• Data shown:

◆ ◆ ◆ ◆ ◆

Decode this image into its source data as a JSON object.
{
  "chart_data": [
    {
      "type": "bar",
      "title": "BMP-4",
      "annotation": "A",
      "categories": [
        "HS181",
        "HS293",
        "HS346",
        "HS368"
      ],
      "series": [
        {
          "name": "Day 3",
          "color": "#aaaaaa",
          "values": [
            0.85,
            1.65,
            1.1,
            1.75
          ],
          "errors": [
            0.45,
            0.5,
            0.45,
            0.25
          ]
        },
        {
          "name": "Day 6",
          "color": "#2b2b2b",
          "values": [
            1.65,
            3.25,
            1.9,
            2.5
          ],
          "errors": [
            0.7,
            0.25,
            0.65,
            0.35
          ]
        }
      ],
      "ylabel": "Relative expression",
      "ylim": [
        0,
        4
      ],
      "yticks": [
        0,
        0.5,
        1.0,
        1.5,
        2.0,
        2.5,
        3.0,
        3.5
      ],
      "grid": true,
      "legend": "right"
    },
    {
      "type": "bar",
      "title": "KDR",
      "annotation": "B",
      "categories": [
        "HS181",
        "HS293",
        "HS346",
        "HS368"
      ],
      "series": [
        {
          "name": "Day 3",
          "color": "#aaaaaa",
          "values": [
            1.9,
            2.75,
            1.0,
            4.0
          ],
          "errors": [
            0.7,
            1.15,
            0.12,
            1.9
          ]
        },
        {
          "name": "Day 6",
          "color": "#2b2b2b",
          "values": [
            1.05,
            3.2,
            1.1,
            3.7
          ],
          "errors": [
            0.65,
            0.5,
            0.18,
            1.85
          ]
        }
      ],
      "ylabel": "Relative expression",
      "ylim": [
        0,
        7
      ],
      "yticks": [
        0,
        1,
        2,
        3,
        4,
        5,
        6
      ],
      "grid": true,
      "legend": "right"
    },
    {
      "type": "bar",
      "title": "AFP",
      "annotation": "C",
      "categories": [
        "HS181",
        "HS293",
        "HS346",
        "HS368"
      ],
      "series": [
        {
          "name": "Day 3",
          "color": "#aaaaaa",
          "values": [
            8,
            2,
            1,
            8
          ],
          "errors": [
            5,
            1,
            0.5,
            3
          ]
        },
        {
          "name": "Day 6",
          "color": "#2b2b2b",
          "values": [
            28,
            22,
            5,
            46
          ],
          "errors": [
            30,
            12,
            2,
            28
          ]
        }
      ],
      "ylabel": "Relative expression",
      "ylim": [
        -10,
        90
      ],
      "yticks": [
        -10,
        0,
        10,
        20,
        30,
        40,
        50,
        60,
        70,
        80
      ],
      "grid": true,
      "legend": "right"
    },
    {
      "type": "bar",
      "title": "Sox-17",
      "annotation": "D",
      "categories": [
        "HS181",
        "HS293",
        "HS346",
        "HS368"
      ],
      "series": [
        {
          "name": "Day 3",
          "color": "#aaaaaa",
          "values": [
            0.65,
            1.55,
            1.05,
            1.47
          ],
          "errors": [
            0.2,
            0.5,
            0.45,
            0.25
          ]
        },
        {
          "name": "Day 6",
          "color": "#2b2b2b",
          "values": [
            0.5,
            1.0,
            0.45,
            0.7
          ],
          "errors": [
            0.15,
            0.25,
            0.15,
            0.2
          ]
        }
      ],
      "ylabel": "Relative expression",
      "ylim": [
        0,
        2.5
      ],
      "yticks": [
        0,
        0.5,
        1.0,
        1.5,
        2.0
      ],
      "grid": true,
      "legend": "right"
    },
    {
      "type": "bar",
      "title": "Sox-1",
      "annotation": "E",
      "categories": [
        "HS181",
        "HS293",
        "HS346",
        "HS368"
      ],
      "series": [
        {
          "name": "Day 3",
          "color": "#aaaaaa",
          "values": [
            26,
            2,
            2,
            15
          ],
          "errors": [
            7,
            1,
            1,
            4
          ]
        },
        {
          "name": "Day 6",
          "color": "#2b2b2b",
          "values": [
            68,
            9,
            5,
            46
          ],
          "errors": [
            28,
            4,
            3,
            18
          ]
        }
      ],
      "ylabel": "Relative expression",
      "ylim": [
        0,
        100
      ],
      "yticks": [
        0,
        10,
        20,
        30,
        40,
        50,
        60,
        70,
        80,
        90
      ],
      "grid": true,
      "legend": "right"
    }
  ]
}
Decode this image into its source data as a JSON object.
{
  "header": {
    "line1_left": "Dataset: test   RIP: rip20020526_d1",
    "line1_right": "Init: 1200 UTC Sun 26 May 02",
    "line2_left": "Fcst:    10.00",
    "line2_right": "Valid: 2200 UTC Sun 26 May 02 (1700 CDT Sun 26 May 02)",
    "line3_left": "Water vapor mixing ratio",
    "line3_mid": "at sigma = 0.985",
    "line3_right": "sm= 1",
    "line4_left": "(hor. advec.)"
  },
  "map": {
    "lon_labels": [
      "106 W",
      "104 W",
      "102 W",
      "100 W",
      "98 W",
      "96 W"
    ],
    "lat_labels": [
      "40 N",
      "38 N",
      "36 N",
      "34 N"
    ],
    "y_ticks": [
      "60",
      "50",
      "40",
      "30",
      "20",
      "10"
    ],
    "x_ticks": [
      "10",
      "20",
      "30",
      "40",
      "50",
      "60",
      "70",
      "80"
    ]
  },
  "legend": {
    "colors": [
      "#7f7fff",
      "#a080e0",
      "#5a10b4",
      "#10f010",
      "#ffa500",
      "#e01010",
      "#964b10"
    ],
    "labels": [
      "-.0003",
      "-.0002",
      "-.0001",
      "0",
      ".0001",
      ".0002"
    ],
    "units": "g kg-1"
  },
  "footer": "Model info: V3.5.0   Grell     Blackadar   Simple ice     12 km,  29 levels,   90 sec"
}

◆ ◆ ◆ ◆ ◆

• What to do:
Recite the full listing above exactly.

• Task response:
Decode this image into its source data as a JSON object.
{
  "chart_data": [
    {
      "type": "bar",
      "title": "BMP-4",
      "annotation": "A",
      "categories": [
        "HS181",
        "HS293",
        "HS346",
        "HS368"
      ],
      "series": [
        {
          "name": "Day 3",
          "color": "#aaaaaa",
          "values": [
            0.85,
            1.65,
            1.1,
            1.75
          ],
          "errors": [
            0.45,
            0.5,
            0.45,
            0.25
          ]
        },
        {
          "name": "Day 6",
          "color": "#2b2b2b",
          "values": [
            1.65,
            3.25,
            1.9,
            2.5
          ],
          "errors": [
            0.7,
            0.25,
            0.65,
            0.35
          ]
        }
      ],
      "ylabel": "Relative expression",
      "ylim": [
        0,
        4
      ],
      "yticks": [
        0,
        0.5,
        1.0,
        1.5,
        2.0,
        2.5,
        3.0,
        3.5
      ],
      "grid": true,
      "legend": "right"
    },
    {
      "type": "bar",
      "title": "KDR",
      "annotation": "B",
      "categories": [
        "HS181",
        "HS293",
        "HS346",
        "HS368"
      ],
      "series": [
        {
          "name": "Day 3",
          "color": "#aaaaaa",
          "values": [
            1.9,
            2.75,
            1.0,
            4.0
          ],
          "errors": [
            0.7,
            1.15,
            0.12,
            1.9
          ]
        },
        {
          "name": "Day 6",
          "color": "#2b2b2b",
          "values": [
            1.05,
            3.2,
            1.1,
            3.7
          ],
          "errors": [
            0.65,
            0.5,
            0.18,
            1.85
          ]
        }
      ],
      "ylabel": "Relative expression",
      "ylim": [
        0,
        7
      ],
      "yticks": [
        0,
        1,
        2,
        3,
        4,
        5,
        6
      ],
      "grid": true,
      "legend": "right"
    },
    {
      "type": "bar",
      "title": "AFP",
      "annotation": "C",
      "categories": [
        "HS181",
        "HS293",
        "HS346",
        "HS368"
      ],
      "series": [
        {
          "name": "Day 3",
          "color": "#aaaaaa",
          "values": [
            8,
            2,
            1,
            8
          ],
          "errors": [
            5,
            1,
            0.5,
            3
          ]
        },
        {
          "name": "Day 6",
          "color": "#2b2b2b",
          "values": [
            28,
            22,
            5,
            46
          ],
          "errors": [
            30,
            12,
            2,
            28
          ]
        }
      ],
      "ylabel": "Relative expression",
      "ylim": [
        -10,
        90
      ],
      "yticks": [
        -10,
        0,
        10,
        20,
        30,
        40,
        50,
        60,
        70,
        80
      ],
      "grid": true,
      "legend": "right"
    },
    {
      "type": "bar",
      "title": "Sox-17",
      "annotation": "D",
      "categories": [
        "HS181",
        "HS293",
        "HS346",
        "HS368"
      ],
      "series": [
        {
          "name": "Day 3",
          "color": "#aaaaaa",
          "values": [
            0.65,
            1.55,
            1.05,
            1.47
          ],
          "errors": [
            0.2,
            0.5,
            0.45,
            0.25
          ]
        },
        {
          "name": "Day 6",
          "color": "#2b2b2b",
          "values": [
            0.5,
            1.0,
            0.45,
            0.7
          ],
          "errors": [
            0.15,
            0.25,
            0.15,
            0.2
          ]
        }
      ],
      "ylabel": "Relative expression",
      "ylim": [
        0,
        2.5
      ],
      "yticks": [
        0,
        0.5,
        1.0,
        1.5,
        2.0
      ],
      "grid": true,
      "legend": "right"
    },
    {
      "type": "bar",
      "title": "Sox-1",
      "annotation": "E",
      "categories": [
        "HS181",
        "HS293",
        "HS346",
        "HS368"
      ],
      "series": [
        {
          "name": "Day 3",
          "color": "#aaaaaa",
          "values": [
            26,
            2,
            2,
            15
          ],
          "errors": [
            7,
            1,
            1,
            4
          ]
        },
        {
          "name": "Day 6",
          "color": "#2b2b2b",
          "values": [
            68,
            9,
            5,
            46
          ],
          "errors": [
            28,
            4,
            3,
            18
          ]
        }
      ],
      "ylabel": "Relative expression",
      "ylim": [
        0,
        100
      ],
      "yticks": [
        0,
        10,
        20,
        30,
        40,
        50,
        60,
        70,
        80,
        90
      ],
      "grid": true,
      "legend": "right"
    }
  ]
}
Decode this image into its source data as a JSON object.
{
  "header": {
    "line1_left": "Dataset: test   RIP: rip20020526_d1",
    "line1_right": "Init: 1200 UTC Sun 26 May 02",
    "line2_left": "Fcst:    10.00",
    "line2_right": "Valid: 2200 UTC Sun 26 May 02 (1700 CDT Sun 26 May 02)",
    "line3_left": "Water vapor mixing ratio",
    "line3_mid": "at sigma = 0.985",
    "line3_right": "sm= 1",
    "line4_left": "(hor. advec.)"
  },
  "map": {
    "lon_labels": [
      "106 W",
      "104 W",
      "102 W",
      "100 W",
      "98 W",
      "96 W"
    ],
    "lat_labels": [
      "40 N",
      "38 N",
      "36 N",
      "34 N"
    ],
    "y_ticks": [
      "60",
      "50",
      "40",
      "30",
      "20",
      "10"
    ],
    "x_ticks": [
      "10",
      "20",
      "30",
      "40",
      "50",
      "60",
      "70",
      "80"
    ]
  },
  "legend": {
    "colors": [
      "#7f7fff",
      "#a080e0",
      "#5a10b4",
      "#10f010",
      "#ffa500",
      "#e01010",
      "#964b10"
    ],
    "labels": [
      "-.0003",
      "-.0002",
      "-.0001",
      "0",
      ".0001",
      ".0002"
    ],
    "units": "g kg-1"
  },
  "footer": "Model info: V3.5.0   Grell     Blackadar   Simple ice     12 km,  29 levels,   90 sec"
}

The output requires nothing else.